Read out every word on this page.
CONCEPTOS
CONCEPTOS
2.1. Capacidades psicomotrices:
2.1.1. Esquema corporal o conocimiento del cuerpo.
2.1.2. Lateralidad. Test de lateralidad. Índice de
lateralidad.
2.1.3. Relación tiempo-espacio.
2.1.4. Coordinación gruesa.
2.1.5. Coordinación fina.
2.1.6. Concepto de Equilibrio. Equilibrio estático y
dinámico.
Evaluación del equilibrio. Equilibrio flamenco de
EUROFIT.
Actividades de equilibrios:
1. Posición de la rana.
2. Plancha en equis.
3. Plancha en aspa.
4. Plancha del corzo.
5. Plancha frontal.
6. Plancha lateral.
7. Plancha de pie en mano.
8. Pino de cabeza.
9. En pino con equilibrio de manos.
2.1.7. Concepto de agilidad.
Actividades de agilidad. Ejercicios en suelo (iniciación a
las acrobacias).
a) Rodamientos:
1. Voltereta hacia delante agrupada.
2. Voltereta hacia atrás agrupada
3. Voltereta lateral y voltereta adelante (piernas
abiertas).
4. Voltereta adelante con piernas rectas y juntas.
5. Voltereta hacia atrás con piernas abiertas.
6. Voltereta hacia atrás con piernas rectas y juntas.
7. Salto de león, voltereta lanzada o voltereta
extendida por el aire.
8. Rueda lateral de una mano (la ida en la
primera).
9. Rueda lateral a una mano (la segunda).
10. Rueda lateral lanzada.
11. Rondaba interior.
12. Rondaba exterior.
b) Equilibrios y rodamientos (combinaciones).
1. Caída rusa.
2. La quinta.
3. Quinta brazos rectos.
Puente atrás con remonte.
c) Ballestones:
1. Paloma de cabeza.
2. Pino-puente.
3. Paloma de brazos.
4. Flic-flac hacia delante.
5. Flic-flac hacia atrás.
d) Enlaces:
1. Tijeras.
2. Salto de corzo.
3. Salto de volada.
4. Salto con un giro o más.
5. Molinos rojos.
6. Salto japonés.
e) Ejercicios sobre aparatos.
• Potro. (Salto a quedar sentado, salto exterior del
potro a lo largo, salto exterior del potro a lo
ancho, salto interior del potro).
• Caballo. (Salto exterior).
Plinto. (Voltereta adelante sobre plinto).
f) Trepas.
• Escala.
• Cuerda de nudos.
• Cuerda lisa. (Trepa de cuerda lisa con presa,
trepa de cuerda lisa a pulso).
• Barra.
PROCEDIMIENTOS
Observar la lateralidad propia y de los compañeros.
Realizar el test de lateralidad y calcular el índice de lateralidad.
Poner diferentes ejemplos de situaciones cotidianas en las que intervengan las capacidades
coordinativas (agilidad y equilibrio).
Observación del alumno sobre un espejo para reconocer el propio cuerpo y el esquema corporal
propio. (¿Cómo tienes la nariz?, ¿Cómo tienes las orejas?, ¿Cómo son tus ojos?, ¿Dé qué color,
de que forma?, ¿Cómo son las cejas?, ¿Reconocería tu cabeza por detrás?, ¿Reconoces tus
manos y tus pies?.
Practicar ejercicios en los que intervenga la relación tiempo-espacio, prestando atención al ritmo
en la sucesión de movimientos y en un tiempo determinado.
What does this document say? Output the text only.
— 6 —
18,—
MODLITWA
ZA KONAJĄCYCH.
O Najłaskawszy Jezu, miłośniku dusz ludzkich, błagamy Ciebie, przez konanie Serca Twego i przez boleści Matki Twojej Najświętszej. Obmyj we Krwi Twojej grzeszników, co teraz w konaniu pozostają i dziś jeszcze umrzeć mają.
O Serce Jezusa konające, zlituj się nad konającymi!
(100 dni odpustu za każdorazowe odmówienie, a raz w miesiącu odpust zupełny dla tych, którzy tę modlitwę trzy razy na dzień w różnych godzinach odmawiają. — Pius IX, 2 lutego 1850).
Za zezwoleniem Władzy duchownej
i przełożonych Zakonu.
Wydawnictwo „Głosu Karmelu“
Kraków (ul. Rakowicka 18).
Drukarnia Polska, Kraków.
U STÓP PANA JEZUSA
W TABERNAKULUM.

§ §

# INSTRUCTIONS FOR THE TASK
Copy out the data shown above without altering anything.

# TASK ANSWER
Read out every word on this page.
CONCEPTOS
CONCEPTOS
2.1. Capacidades psicomotrices:
2.1.1. Esquema corporal o conocimiento del cuerpo.
2.1.2. Lateralidad. Test de lateralidad. Índice de
lateralidad.
2.1.3. Relación tiempo-espacio.
2.1.4. Coordinación gruesa.
2.1.5. Coordinación fina.
2.1.6. Concepto de Equilibrio. Equilibrio estático y
dinámico.
Evaluación del equilibrio. Equilibrio flamenco de
EUROFIT.
Actividades de equilibrios:
1. Posición de la rana.
2. Plancha en equis.
3. Plancha en aspa.
4. Plancha del corzo.
5. Plancha frontal.
6. Plancha lateral.
7. Plancha de pie en mano.
8. Pino de cabeza.
9. En pino con equilibrio de manos.
2.1.7. Concepto de agilidad.
Actividades de agilidad. Ejercicios en suelo (iniciación a
las acrobacias).
a) Rodamientos:
1. Voltereta hacia delante agrupada.
2. Voltereta hacia atrás agrupada
3. Voltereta lateral y voltereta adelante (piernas
abiertas).
4. Voltereta adelante con piernas rectas y juntas.
5. Voltereta hacia atrás con piernas abiertas.
6. Voltereta hacia atrás con piernas rectas y juntas.
7. Salto de león, voltereta lanzada o voltereta
extendida por el aire.
8. Rueda lateral de una mano (la ida en la
primera).
9. Rueda lateral a una mano (la segunda).
10. Rueda lateral lanzada.
11. Rondaba interior.
12. Rondaba exterior.
b) Equilibrios y rodamientos (combinaciones).
1. Caída rusa.
2. La quinta.
3. Quinta brazos rectos.
Puente atrás con remonte.
c) Ballestones:
1. Paloma de cabeza.
2. Pino-puente.
3. Paloma de brazos.
4. Flic-flac hacia delante.
5. Flic-flac hacia atrás.
d) Enlaces:
1. Tijeras.
2. Salto de corzo.
3. Salto de volada.
4. Salto con un giro o más.
5. Molinos rojos.
6. Salto japonés.
e) Ejercicios sobre aparatos.
• Potro. (Salto a quedar sentado, salto exterior del
potro a lo largo, salto exterior del potro a lo
ancho, salto interior del potro).
• Caballo. (Salto exterior).
Plinto. (Voltereta adelante sobre plinto).
f) Trepas.
• Escala.
• Cuerda de nudos.
• Cuerda lisa. (Trepa de cuerda lisa con presa,
trepa de cuerda lisa a pulso).
• Barra.
PROCEDIMIENTOS
Observar la lateralidad propia y de los compañeros.
Realizar el test de lateralidad y calcular el índice de lateralidad.
Poner diferentes ejemplos de situaciones cotidianas en las que intervengan las capacidades
coordinativas (agilidad y equilibrio).
Observación del alumno sobre un espejo para reconocer el propio cuerpo y el esquema corporal
propio. (¿Cómo tienes la nariz?, ¿Cómo tienes las orejas?, ¿Cómo son tus ojos?, ¿Dé qué color,
de que forma?, ¿Cómo son las cejas?, ¿Reconocería tu cabeza por detrás?, ¿Reconoces tus
manos y tus pies?.
Practicar ejercicios en los que intervenga la relación tiempo-espacio, prestando atención al ritmo
en la sucesión de movimientos y en un tiempo determinado.
What does this document say? Output the text only.
— 6 —
18,—
MODLITWA
ZA KONAJĄCYCH.
O Najłaskawszy Jezu, miłośniku dusz ludzkich, błagamy Ciebie, przez konanie Serca Twego i przez boleści Matki Twojej Najświętszej. Obmyj we Krwi Twojej grzeszników, co teraz w konaniu pozostają i dziś jeszcze umrzeć mają.
O Serce Jezusa konające, zlituj się nad konającymi!
(100 dni odpustu za każdorazowe odmówienie, a raz w miesiącu odpust zupełny dla tych, którzy tę modlitwę trzy razy na dzień w różnych godzinach odmawiają. — Pius IX, 2 lutego 1850).
Za zezwoleniem Władzy duchownej
i przełożonych Zakonu.
Wydawnictwo „Głosu Karmelu“
Kraków (ul. Rakowicka 18).
Drukarnia Polska, Kraków.
U STÓP PANA JEZUSA
W TABERNAKULUM.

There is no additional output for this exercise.